Output the material beneath exactly, leaving nothing out.
╔══
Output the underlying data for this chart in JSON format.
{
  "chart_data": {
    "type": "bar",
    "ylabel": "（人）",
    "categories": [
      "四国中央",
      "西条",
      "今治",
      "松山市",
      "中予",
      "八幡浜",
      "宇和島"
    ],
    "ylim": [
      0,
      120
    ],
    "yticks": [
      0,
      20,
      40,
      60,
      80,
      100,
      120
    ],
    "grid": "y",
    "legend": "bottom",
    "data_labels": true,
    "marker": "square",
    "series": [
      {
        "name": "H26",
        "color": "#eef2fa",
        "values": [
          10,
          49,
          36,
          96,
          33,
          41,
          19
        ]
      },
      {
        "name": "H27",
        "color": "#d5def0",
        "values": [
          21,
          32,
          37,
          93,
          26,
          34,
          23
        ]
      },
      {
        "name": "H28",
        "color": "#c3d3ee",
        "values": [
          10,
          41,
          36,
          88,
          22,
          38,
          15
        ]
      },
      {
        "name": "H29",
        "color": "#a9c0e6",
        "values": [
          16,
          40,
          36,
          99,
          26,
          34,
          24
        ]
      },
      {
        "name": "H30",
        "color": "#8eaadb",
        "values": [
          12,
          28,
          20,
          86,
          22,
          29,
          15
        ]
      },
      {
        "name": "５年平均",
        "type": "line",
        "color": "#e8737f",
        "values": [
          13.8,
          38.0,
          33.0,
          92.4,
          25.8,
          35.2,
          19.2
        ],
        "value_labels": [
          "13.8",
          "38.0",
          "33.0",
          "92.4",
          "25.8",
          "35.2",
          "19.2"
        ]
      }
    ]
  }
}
╚══
- [Full answer]
Output the underlying data for this chart in JSON format.
{
  "chart_data": {
    "type": "bar",
    "ylabel": "（人）",
    "categories": [
      "四国中央",
      "西条",
      "今治",
      "松山市",
      "中予",
      "八幡浜",
      "宇和島"
    ],
    "ylim": [
      0,
      120
    ],
    "yticks": [
      0,
      20,
      40,
      60,
      80,
      100,
      120
    ],
    "grid": "y",
    "legend": "bottom",
    "data_labels": true,
    "marker": "square",
    "series": [
      {
        "name": "H26",
        "color": "#eef2fa",
        "values": [
          10,
          49,
          36,
          96,
          33,
          41,
          19
        ]
      },
      {
        "name": "H27",
        "color": "#d5def0",
        "values": [
          21,
          32,
          37,
          93,
          26,
          34,
          23
        ]
      },
      {
        "name": "H28",
        "color": "#c3d3ee",
        "values": [
          10,
          41,
          36,
          88,
          22,
          38,
          15
        ]
      },
      {
        "name": "H29",
        "color": "#a9c0e6",
        "values": [
          16,
          40,
          36,
          99,
          26,
          34,
          24
        ]
      },
      {
        "name": "H30",
        "color": "#8eaadb",
        "values": [
          12,
          28,
          20,
          86,
          22,
          29,
          15
        ]
      },
      {
        "name": "５年平均",
        "type": "line",
        "color": "#e8737f",
        "values": [
          13.8,
          38.0,
          33.0,
          92.4,
          25.8,
          35.2,
          19.2
        ],
        "value_labels": [
          "13.8",
          "38.0",
          "33.0",
          "92.4",
          "25.8",
          "35.2",
          "19.2"
        ]
      }
    ]
  }
}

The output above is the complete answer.